··· Supplied data ···
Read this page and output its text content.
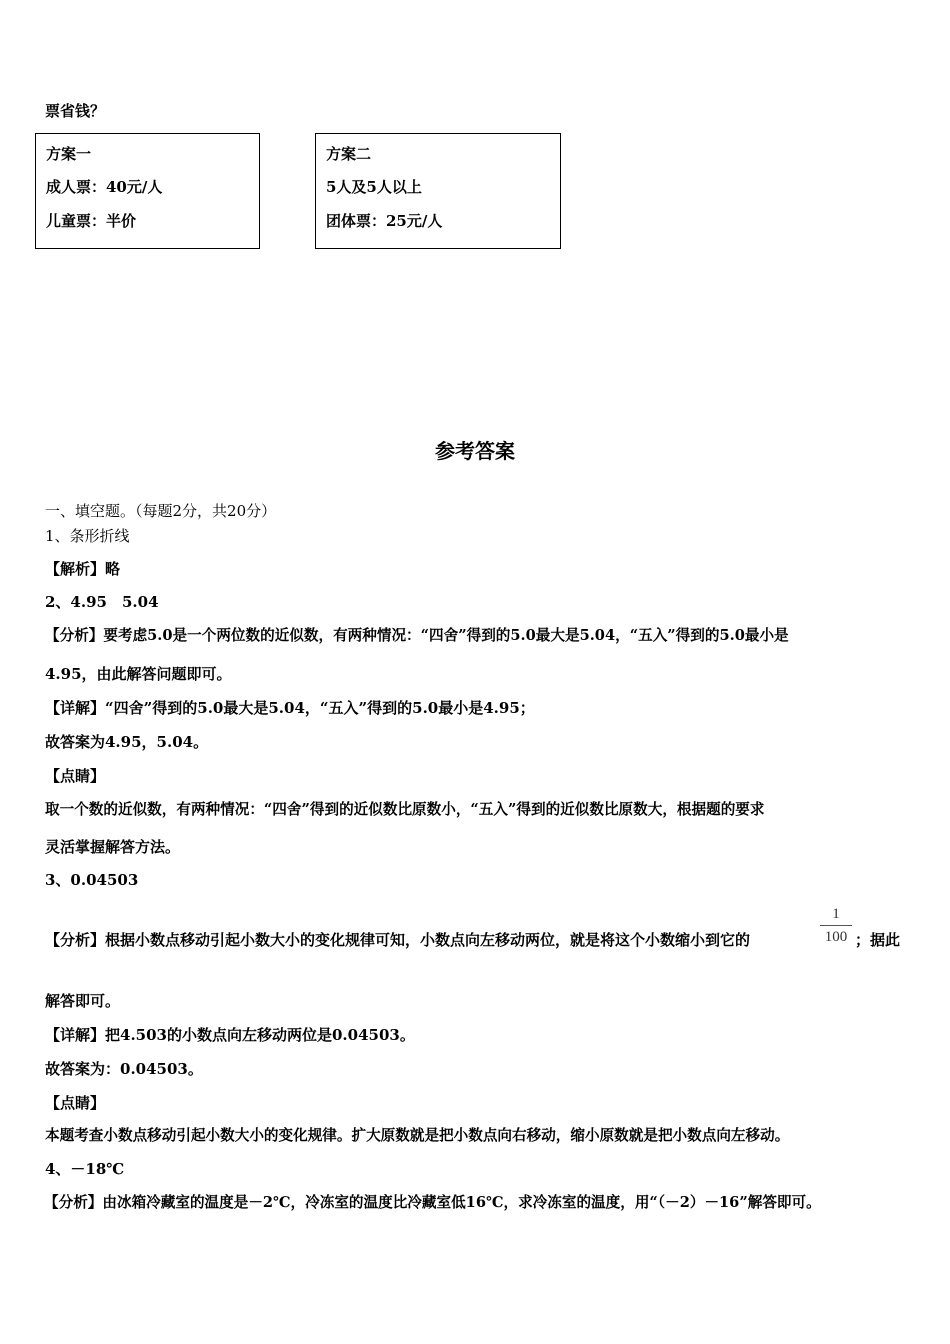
票省钱？
方案一
成人票：40元/人
儿童票：半价
方案二
5人及5人以上
团体票：25元/人
参考答案
一、填空题。（每题2分，共20分）
1、条形折线
【解析】略
2、4.95　5.04
【分析】要考虑5.0是一个两位数的近似数，有两种情况：“四舍”得到的5.0最大是5.04，“五入”得到的5.0最小是
4.95，由此解答问题即可。
【详解】“四舍”得到的5.0最大是5.04，“五入”得到的5.0最小是4.95；
故答案为4.95，5.04。
【点睛】
取一个数的近似数，有两种情况：“四舍”得到的近似数比原数小，“五入”得到的近似数比原数大，根据题的要求
灵活掌握解答方法。
3、0.04503
【分析】根据小数点移动引起小数大小的变化规律可知，小数点向左移动两位，就是将这个小数缩小到它的
1
100 ；据此
解答即可。
【详解】把4.503的小数点向左移动两位是0.04503。
故答案为：0.04503。
【点睛】
本题考查小数点移动引起小数大小的变化规律。扩大原数就是把小数点向右移动，缩小原数就是把小数点向左移动。
4、－18℃
【分析】由冰箱冷藏室的温度是－2℃，冷冻室的温度比冷藏室低16℃，求冷冻室的温度，用“（－2）－16”解答即可。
···
▶ **Exercise**
For the listing above, identify each line bearing "有两种情况".

▶ **Answer to the problem**
【分析】要考虑5.0是一个两位数的近似数，有两种情况：“四舍”得到的5.0最大是5.04，“五入”得到的5.0最小是
取一个数的近似数，有两种情况：“四舍”得到的近似数比原数小，“五入”得到的近似数比原数大，根据题的要求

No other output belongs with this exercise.